:: Exercise prompt ::
Only lines holding the word "this" should be copied from the material.
## start
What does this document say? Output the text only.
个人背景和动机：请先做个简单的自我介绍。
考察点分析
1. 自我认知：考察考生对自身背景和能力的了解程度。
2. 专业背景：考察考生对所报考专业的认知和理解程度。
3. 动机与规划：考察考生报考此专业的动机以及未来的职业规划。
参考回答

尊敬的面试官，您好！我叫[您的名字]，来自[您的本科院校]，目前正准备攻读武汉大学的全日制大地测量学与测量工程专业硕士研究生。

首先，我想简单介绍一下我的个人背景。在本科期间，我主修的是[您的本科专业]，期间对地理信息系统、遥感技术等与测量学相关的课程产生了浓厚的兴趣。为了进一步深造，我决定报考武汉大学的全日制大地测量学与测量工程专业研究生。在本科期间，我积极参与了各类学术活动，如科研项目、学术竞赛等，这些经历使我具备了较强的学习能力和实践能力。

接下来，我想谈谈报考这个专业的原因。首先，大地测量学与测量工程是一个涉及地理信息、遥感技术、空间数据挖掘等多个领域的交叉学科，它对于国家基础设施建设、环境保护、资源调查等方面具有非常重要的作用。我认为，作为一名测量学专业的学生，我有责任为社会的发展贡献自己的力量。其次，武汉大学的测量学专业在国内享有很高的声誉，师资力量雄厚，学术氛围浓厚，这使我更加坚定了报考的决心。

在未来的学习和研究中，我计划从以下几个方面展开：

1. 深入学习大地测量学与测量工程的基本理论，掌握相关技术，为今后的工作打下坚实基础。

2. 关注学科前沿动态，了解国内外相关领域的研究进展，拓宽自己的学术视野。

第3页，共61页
## end
## start
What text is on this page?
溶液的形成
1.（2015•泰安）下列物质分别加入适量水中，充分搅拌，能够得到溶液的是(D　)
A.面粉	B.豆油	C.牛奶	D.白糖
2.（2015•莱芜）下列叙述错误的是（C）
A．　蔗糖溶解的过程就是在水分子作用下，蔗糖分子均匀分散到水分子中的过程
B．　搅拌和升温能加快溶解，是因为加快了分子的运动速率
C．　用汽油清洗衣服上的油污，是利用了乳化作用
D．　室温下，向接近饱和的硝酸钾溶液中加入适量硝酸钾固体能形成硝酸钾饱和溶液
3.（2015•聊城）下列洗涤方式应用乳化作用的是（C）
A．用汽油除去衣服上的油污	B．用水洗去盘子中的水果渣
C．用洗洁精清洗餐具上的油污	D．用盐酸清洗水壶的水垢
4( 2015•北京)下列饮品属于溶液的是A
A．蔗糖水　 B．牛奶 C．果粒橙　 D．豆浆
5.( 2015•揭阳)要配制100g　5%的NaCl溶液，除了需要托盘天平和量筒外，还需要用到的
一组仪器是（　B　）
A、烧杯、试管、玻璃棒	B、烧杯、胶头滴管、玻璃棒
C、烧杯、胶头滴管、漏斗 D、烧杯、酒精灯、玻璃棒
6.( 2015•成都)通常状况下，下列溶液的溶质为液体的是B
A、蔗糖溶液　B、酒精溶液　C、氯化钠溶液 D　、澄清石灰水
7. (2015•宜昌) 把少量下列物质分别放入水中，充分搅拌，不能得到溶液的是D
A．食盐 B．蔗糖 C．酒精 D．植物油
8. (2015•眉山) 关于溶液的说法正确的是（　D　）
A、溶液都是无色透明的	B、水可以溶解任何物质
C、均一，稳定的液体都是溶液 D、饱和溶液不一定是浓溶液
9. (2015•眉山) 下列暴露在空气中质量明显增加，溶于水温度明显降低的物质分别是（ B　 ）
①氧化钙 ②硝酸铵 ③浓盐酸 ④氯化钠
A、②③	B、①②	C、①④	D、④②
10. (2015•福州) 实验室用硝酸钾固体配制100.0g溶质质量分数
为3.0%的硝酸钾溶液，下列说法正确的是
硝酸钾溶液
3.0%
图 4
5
## end
:: Task response ::
What does this document say? Output the text only.
What text is on this page?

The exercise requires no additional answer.